- **EXERCISE**
Look for the word "Inverse" in the entries below, then copy every line that has it.

- **ENTRIES SUPPLIED**
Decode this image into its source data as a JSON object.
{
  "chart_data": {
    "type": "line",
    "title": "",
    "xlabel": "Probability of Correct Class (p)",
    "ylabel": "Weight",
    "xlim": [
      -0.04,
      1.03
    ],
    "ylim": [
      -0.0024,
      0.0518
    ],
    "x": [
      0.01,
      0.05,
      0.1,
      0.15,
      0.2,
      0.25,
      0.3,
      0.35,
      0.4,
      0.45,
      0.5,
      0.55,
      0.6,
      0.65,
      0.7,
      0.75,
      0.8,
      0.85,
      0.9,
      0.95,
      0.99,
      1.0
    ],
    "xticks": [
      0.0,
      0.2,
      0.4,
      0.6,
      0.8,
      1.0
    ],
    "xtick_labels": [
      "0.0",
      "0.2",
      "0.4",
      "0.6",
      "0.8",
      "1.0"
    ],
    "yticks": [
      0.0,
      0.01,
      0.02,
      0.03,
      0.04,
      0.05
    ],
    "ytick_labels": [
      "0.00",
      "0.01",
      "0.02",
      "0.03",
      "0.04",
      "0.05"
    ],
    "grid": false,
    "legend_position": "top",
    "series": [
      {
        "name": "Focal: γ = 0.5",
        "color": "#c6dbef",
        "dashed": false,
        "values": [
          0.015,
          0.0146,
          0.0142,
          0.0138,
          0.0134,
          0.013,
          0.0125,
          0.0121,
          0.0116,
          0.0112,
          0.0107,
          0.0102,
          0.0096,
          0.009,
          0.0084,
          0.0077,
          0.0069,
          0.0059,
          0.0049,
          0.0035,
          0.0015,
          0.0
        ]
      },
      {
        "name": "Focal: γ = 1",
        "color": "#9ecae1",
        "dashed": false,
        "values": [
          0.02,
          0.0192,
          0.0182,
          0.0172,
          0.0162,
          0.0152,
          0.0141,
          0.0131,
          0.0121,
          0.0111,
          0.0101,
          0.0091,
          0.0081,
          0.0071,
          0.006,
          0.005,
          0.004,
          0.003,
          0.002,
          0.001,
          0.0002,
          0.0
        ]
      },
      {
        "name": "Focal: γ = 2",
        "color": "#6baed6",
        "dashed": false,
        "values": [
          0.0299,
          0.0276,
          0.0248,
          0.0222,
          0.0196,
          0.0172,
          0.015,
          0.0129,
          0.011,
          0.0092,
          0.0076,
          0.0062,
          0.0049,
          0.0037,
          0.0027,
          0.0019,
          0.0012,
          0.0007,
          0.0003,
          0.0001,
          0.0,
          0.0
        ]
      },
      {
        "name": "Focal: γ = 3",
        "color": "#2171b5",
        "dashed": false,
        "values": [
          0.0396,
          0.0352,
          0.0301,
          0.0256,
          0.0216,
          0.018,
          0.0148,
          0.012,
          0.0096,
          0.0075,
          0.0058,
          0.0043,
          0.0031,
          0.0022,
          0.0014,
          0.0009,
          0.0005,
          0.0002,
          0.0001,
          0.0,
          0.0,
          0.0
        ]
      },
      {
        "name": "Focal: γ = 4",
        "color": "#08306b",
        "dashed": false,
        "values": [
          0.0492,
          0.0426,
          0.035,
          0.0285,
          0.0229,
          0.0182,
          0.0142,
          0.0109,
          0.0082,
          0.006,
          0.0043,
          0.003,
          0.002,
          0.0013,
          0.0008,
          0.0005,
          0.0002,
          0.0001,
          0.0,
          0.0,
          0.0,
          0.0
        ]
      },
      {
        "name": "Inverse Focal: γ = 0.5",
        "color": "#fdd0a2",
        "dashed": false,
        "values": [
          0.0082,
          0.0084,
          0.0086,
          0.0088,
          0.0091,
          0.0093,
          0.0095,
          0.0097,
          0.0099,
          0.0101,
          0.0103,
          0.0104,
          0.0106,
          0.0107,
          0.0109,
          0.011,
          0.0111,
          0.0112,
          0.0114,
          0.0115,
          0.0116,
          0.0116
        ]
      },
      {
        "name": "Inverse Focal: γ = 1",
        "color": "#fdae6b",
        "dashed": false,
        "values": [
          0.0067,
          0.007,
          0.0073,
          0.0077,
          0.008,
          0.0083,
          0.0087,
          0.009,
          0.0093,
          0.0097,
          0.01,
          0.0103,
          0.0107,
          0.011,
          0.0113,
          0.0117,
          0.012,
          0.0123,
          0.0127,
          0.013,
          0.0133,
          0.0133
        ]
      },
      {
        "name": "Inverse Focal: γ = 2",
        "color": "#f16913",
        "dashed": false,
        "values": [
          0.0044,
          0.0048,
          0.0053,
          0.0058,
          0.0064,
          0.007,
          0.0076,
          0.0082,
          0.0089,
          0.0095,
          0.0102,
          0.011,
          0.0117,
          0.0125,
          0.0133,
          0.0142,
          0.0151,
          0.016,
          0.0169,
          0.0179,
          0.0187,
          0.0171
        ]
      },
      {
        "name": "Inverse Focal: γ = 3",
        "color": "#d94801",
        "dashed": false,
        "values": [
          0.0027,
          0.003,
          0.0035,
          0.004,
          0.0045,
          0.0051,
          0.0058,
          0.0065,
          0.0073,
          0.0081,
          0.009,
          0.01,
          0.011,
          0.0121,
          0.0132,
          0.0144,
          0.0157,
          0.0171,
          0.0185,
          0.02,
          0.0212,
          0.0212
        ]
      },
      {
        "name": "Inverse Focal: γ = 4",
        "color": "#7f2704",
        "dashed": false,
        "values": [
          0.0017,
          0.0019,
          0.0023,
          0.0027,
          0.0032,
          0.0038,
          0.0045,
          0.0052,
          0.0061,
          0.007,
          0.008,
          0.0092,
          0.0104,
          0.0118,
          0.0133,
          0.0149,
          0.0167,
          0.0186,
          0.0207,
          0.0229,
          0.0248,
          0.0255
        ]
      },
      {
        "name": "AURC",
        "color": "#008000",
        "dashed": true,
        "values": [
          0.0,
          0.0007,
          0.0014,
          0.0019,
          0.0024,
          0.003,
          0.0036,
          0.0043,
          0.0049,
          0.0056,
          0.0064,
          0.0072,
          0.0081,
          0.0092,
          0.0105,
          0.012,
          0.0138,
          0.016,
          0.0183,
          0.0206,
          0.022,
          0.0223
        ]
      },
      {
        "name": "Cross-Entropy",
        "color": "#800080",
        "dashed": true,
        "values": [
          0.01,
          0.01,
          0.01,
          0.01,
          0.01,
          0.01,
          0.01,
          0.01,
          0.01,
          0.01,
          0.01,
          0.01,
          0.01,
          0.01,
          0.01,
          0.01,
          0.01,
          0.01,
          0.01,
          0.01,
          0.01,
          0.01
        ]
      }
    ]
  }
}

- **RESPONSE**
        "name": "Inverse Focal: γ = 0.5",
        "name": "Inverse Focal: γ = 1",
        "name": "Inverse Focal: γ = 2",
        "name": "Inverse Focal: γ = 3",
        "name": "Inverse Focal: γ = 4",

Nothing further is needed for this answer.